╭─ DATA PROVIDED

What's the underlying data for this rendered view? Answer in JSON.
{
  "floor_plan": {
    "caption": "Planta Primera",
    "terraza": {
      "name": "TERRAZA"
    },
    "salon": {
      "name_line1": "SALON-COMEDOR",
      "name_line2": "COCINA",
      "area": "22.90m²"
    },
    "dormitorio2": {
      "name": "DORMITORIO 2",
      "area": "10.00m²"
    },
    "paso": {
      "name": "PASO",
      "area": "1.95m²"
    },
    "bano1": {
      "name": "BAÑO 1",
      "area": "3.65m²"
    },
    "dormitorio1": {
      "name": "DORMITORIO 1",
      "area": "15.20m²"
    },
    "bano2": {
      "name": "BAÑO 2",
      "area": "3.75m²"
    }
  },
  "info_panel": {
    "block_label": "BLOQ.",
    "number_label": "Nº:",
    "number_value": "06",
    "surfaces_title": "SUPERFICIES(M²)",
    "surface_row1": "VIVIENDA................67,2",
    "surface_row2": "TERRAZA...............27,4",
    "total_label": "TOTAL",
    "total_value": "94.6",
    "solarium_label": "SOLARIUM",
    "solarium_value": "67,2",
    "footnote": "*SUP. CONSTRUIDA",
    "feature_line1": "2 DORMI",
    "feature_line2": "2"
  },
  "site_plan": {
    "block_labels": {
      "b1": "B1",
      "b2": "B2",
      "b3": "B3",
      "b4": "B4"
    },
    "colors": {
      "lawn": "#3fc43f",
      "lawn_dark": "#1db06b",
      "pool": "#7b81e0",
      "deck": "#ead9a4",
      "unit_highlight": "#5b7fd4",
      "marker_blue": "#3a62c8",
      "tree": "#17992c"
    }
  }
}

╰─

*SET TASK*
Copy out the full listing exactly.

*ANSWER BELOW*
What's the underlying data for this rendered view? Answer in JSON.
{
  "floor_plan": {
    "caption": "Planta Primera",
    "terraza": {
      "name": "TERRAZA"
    },
    "salon": {
      "name_line1": "SALON-COMEDOR",
      "name_line2": "COCINA",
      "area": "22.90m²"
    },
    "dormitorio2": {
      "name": "DORMITORIO 2",
      "area": "10.00m²"
    },
    "paso": {
      "name": "PASO",
      "area": "1.95m²"
    },
    "bano1": {
      "name": "BAÑO 1",
      "area": "3.65m²"
    },
    "dormitorio1": {
      "name": "DORMITORIO 1",
      "area": "15.20m²"
    },
    "bano2": {
      "name": "BAÑO 2",
      "area": "3.75m²"
    }
  },
  "info_panel": {
    "block_label": "BLOQ.",
    "number_label": "Nº:",
    "number_value": "06",
    "surfaces_title": "SUPERFICIES(M²)",
    "surface_row1": "VIVIENDA................67,2",
    "surface_row2": "TERRAZA...............27,4",
    "total_label": "TOTAL",
    "total_value": "94.6",
    "solarium_label": "SOLARIUM",
    "solarium_value": "67,2",
    "footnote": "*SUP. CONSTRUIDA",
    "feature_line1": "2 DORMI",
    "feature_line2": "2"
  },
  "site_plan": {
    "block_labels": {
      "b1": "B1",
      "b2": "B2",
      "b3": "B3",
      "b4": "B4"
    },
    "colors": {
      "lawn": "#3fc43f",
      "lawn_dark": "#1db06b",
      "pool": "#7b81e0",
      "deck": "#ead9a4",
      "unit_highlight": "#5b7fd4",
      "marker_blue": "#3a62c8",
      "tree": "#17992c"
    }
  }
}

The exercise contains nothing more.